Gather the lines that hold the string "espiritual".

************

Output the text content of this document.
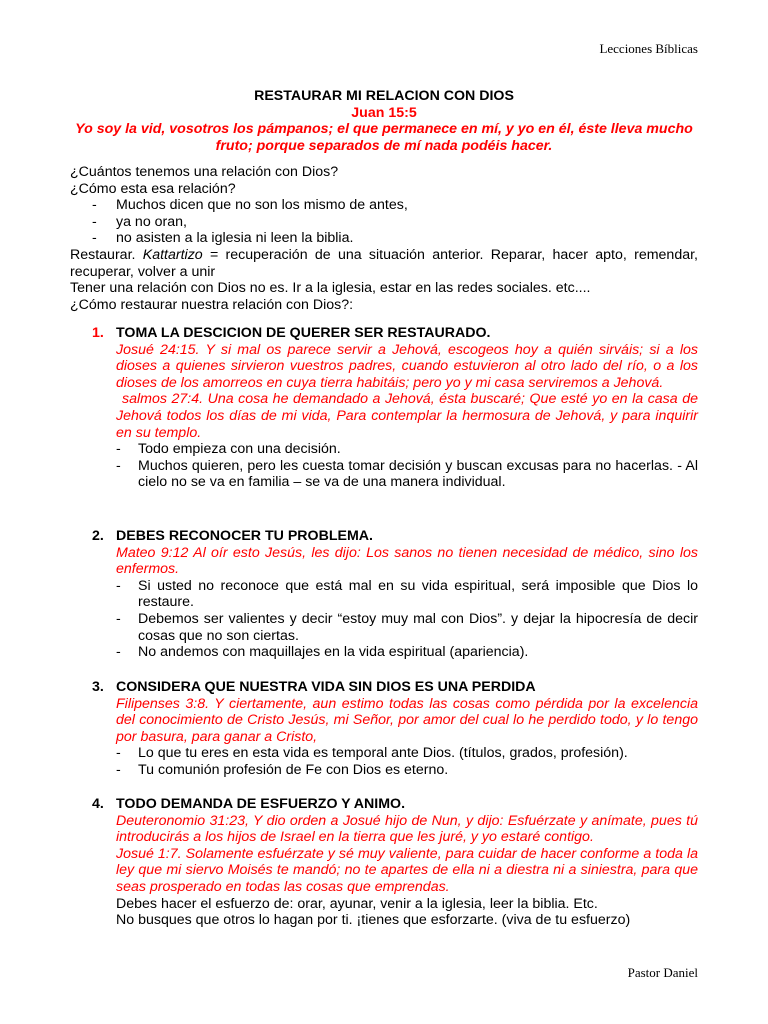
Lecciones Bíblicas
RESTAURAR MI RELACION CON DIOS
Juan 15:5
Yo soy la vid, vosotros los pámpanos; el que permanece en mí, y yo en él, éste lleva mucho fruto; porque separados de mí nada podéis hacer.
¿Cuántos tenemos una relación con Dios?
¿Cómo esta esa relación?
- Muchos dicen que no son los mismo de antes,
- ya no oran,
- no asisten a la iglesia ni leen la biblia.
Restaurar. Kattartizo = recuperación de una situación anterior. Reparar, hacer apto, remendar, recuperar, volver a unir
Tener una relación con Dios no es. Ir a la iglesia, estar en las redes sociales. etc....
¿Cómo restaurar nuestra relación con Dios?:
1. TOMA LA DESCICION DE QUERER SER RESTAURADO.
Josué 24:15. Y si mal os parece servir a Jehová, escogeos hoy a quién sirváis; si a los dioses a quienes sirvieron vuestros padres, cuando estuvieron al otro lado del río, o a los dioses de los amorreos en cuya tierra habitáis; pero yo y mi casa serviremos a Jehová.
salmos 27:4. Una cosa he demandado a Jehová, ésta buscaré; Que esté yo en la casa de Jehová todos los días de mi vida, Para contemplar la hermosura de Jehová, y para inquirir en su templo.
- Todo empieza con una decisión.
- Muchos quieren, pero les cuesta tomar decisión y buscan excusas para no hacerlas. - Al cielo no se va en familia – se va de una manera individual.
2. DEBES RECONOCER TU PROBLEMA.
Mateo 9:12 Al oír esto Jesús, les dijo: Los sanos no tienen necesidad de médico, sino los enfermos.
- Si usted no reconoce que está mal en su vida espiritual, será imposible que Dios lo restaure.
- Debemos ser valientes y decir “estoy muy mal con Dios”. y dejar la hipocresía de decir cosas que no son ciertas.
- No andemos con maquillajes en la vida espiritual (apariencia).
3. CONSIDERA QUE NUESTRA VIDA SIN DIOS ES UNA PERDIDA
Filipenses 3:8. Y ciertamente, aun estimo todas las cosas como pérdida por la excelencia del conocimiento de Cristo Jesús, mi Señor, por amor del cual lo he perdido todo, y lo tengo por basura, para ganar a Cristo,
- Lo que tu eres en esta vida es temporal ante Dios. (títulos, grados, profesión).
- Tu comunión profesión de Fe con Dios es eterno.
4. TODO DEMANDA DE ESFUERZO Y ANIMO.
Deuteronomio 31:23, Y dio orden a Josué hijo de Nun, y dijo: Esfuérzate y anímate, pues tú introducirás a los hijos de Israel en la tierra que les juré, y yo estaré contigo.
Josué 1:7. Solamente esfuérzate y sé muy valiente, para cuidar de hacer conforme a toda la ley que mi siervo Moisés te mandó; no te apartes de ella ni a diestra ni a siniestra, para que seas prosperado en todas las cosas que emprendas.
Debes hacer el esfuerzo de: orar, ayunar, venir a la iglesia, leer la biblia. Etc.
No busques que otros lo hagan por ti. ¡tienes que esforzarte. (viva de tu esfuerzo)
Pastor Daniel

************

▶ **The response**
- Si usted no reconoce que está mal en su vida espiritual, será imposible que Dios lo restaure.
- No andemos con maquillajes en la vida espiritual (apariencia).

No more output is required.